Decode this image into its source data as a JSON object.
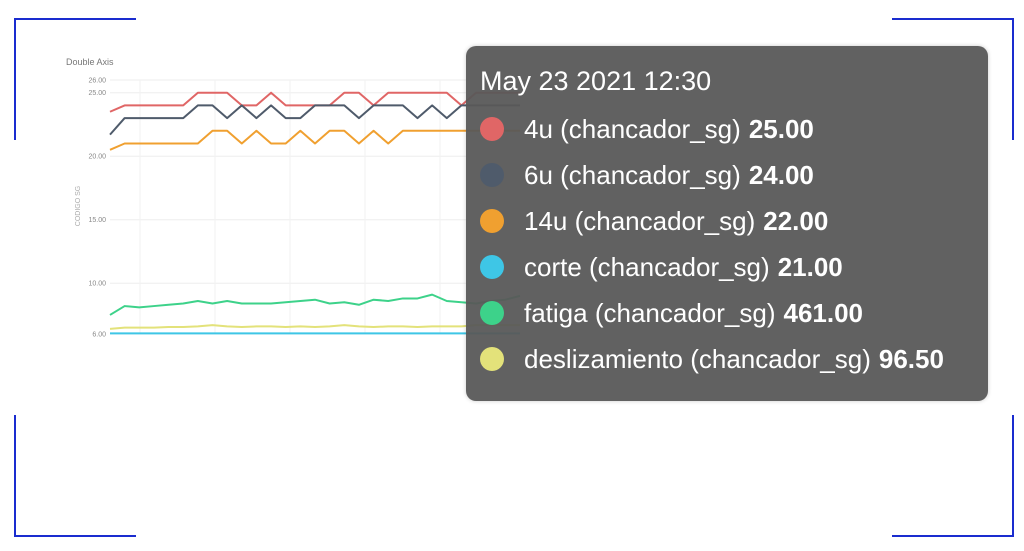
{
  "colors": {
    "4u": "#e06666",
    "6u": "#4f5b6b",
    "14u": "#f0a030",
    "corte": "#3ec6e6",
    "fatiga": "#3dd28a",
    "deslizamiento": "#e3e27a",
    "frame": "#1a2ccf"
  },
  "chart_data": {
    "type": "line",
    "title": "Double Axis",
    "ylabel": "CODIGO SG",
    "xlabel": "",
    "ylim": [
      6,
      26
    ],
    "yticks": [
      "6.00",
      "10.00",
      "15.00",
      "20.00",
      "25.00",
      "26.00"
    ],
    "grid": true,
    "x": [
      0,
      1,
      2,
      3,
      4,
      5,
      6,
      7,
      8,
      9,
      10,
      11,
      12,
      13,
      14,
      15,
      16,
      17,
      18,
      19,
      20,
      21,
      22,
      23,
      24,
      25,
      26,
      27,
      28
    ],
    "series": [
      {
        "key": "4u",
        "color": "#e06666",
        "values": [
          23.5,
          24,
          24,
          24,
          24,
          24,
          25,
          25,
          25,
          24,
          24,
          25,
          24,
          24,
          24,
          24,
          25,
          25,
          24,
          25,
          25,
          25,
          25,
          25,
          24,
          25,
          25,
          25,
          25
        ]
      },
      {
        "key": "6u",
        "color": "#4f5b6b",
        "values": [
          21.7,
          23,
          23,
          23,
          23,
          23,
          24,
          24,
          23,
          24,
          23,
          24,
          23,
          23,
          24,
          24,
          24,
          23,
          24,
          24,
          24,
          23,
          24,
          23,
          24,
          24,
          24,
          24,
          24
        ]
      },
      {
        "key": "14u",
        "color": "#f0a030",
        "values": [
          20.5,
          21,
          21,
          21,
          21,
          21,
          21,
          22,
          22,
          21,
          22,
          21,
          21,
          22,
          21,
          22,
          22,
          21,
          22,
          21,
          22,
          22,
          22,
          22,
          22,
          22,
          22,
          22,
          22
        ]
      },
      {
        "key": "deslizamiento",
        "color": "#e3e27a",
        "values": [
          6.4,
          6.5,
          6.5,
          6.5,
          6.55,
          6.55,
          6.6,
          6.7,
          6.6,
          6.55,
          6.6,
          6.6,
          6.55,
          6.6,
          6.55,
          6.6,
          6.7,
          6.6,
          6.55,
          6.6,
          6.6,
          6.55,
          6.6,
          6.6,
          6.6,
          6.7,
          6.7,
          6.7,
          6.7
        ]
      },
      {
        "key": "fatiga",
        "color": "#3dd28a",
        "values": [
          7.5,
          8.2,
          8.1,
          8.2,
          8.3,
          8.4,
          8.6,
          8.4,
          8.6,
          8.4,
          8.4,
          8.4,
          8.5,
          8.6,
          8.7,
          8.4,
          8.5,
          8.3,
          8.7,
          8.6,
          8.8,
          8.8,
          9.1,
          8.6,
          8.5,
          8.4,
          8.6,
          8.7,
          9.0
        ]
      },
      {
        "key": "corte",
        "color": "#3ec6e6",
        "values": [
          6.05,
          6.05,
          6.05,
          6.05,
          6.05,
          6.05,
          6.05,
          6.05,
          6.05,
          6.05,
          6.05,
          6.05,
          6.05,
          6.05,
          6.05,
          6.05,
          6.05,
          6.05,
          6.05,
          6.05,
          6.05,
          6.05,
          6.05,
          6.05,
          6.05,
          6.05,
          6.05,
          6.05,
          6.05
        ]
      }
    ]
  },
  "tooltip": {
    "title": "May 23 2021 12:30",
    "rows": [
      {
        "key": "4u",
        "label": "4u (chancador_sg)",
        "value": "25.00",
        "color": "#e06666"
      },
      {
        "key": "6u",
        "label": "6u (chancador_sg)",
        "value": "24.00",
        "color": "#4f5b6b"
      },
      {
        "key": "14u",
        "label": "14u (chancador_sg)",
        "value": "22.00",
        "color": "#f0a030"
      },
      {
        "key": "corte",
        "label": "corte (chancador_sg)",
        "value": "21.00",
        "color": "#3ec6e6"
      },
      {
        "key": "fatiga",
        "label": "fatiga (chancador_sg)",
        "value": "461.00",
        "color": "#3dd28a"
      },
      {
        "key": "deslizamiento",
        "label": "deslizamiento (chancador_sg)",
        "value": "96.50",
        "color": "#e3e27a"
      }
    ]
  }
}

**Task details:** Report the number of lines containing the string "title" and add nothing to it.

**Task response:** 2